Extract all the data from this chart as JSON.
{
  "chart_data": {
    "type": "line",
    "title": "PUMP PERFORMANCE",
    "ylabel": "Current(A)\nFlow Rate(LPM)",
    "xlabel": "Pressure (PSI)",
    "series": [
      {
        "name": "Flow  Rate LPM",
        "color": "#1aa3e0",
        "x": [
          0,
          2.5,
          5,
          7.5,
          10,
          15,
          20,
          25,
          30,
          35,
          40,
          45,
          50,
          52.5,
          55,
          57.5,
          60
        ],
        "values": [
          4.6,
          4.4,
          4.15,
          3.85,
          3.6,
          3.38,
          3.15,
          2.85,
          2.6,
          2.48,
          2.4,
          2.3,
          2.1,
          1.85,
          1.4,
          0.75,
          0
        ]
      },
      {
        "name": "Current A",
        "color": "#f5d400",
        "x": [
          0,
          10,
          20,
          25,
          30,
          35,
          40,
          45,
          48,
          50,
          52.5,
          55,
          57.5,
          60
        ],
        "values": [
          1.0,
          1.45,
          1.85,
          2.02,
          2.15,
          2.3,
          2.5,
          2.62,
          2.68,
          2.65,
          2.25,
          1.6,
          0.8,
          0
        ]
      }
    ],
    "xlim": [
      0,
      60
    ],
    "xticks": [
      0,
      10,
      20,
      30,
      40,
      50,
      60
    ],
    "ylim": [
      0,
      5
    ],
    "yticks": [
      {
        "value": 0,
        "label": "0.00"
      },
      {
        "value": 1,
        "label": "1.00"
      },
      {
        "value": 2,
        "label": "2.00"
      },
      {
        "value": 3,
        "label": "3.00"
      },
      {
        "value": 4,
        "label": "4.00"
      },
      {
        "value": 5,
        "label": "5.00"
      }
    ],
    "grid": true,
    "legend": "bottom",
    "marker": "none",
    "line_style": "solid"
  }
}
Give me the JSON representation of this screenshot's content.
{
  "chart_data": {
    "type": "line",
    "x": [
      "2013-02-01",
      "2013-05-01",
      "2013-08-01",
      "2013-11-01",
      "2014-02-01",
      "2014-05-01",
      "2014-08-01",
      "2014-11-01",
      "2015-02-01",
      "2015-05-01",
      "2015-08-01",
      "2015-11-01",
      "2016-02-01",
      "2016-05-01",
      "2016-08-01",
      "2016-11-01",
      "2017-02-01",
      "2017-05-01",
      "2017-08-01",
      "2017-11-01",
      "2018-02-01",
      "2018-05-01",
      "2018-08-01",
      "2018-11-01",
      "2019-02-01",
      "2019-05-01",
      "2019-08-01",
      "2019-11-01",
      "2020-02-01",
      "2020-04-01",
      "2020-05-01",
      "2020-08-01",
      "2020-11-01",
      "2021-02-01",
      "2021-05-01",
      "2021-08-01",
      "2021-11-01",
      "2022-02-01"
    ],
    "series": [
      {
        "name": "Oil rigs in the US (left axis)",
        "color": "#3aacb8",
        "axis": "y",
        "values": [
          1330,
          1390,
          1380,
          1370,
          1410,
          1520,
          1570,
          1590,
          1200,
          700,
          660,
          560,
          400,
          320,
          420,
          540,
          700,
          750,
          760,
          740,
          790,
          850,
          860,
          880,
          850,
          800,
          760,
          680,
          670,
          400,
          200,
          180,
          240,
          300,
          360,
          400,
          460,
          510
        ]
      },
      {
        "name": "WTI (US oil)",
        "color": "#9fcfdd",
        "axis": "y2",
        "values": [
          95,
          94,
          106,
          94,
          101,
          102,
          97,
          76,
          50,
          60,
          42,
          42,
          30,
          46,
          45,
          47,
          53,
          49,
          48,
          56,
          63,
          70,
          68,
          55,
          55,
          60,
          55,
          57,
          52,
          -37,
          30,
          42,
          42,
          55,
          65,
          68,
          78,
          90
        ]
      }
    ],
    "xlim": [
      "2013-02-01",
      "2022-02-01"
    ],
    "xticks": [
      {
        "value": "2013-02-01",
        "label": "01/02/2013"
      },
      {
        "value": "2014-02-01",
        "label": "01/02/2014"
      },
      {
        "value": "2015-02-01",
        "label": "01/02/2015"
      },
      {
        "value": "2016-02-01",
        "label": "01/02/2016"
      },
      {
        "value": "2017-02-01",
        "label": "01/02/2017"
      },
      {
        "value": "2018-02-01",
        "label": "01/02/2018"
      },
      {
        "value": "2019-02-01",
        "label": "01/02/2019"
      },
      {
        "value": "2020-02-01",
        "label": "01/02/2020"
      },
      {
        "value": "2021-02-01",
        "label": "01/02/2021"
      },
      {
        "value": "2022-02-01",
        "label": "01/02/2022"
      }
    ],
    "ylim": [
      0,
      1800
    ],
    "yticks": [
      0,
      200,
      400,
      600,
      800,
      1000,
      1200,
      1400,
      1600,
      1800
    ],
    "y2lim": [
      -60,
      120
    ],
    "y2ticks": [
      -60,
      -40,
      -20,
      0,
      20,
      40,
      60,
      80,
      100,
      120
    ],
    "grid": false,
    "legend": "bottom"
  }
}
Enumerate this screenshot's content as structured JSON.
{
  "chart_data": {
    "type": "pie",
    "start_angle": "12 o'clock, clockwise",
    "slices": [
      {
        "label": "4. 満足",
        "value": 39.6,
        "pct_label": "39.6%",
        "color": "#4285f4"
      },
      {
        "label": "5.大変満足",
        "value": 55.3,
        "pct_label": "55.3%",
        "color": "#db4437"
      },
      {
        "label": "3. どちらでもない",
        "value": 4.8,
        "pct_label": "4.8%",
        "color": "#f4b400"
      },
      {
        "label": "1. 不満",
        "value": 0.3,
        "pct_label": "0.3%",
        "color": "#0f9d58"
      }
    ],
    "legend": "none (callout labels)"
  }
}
+ + + + +
» **Problem**:
Wherever the string "content" appears in the entries above, list that line.

» **Expected output**:
Give me the JSON representation of this screenshot's content.
Enumerate this screenshot's content as structured JSON.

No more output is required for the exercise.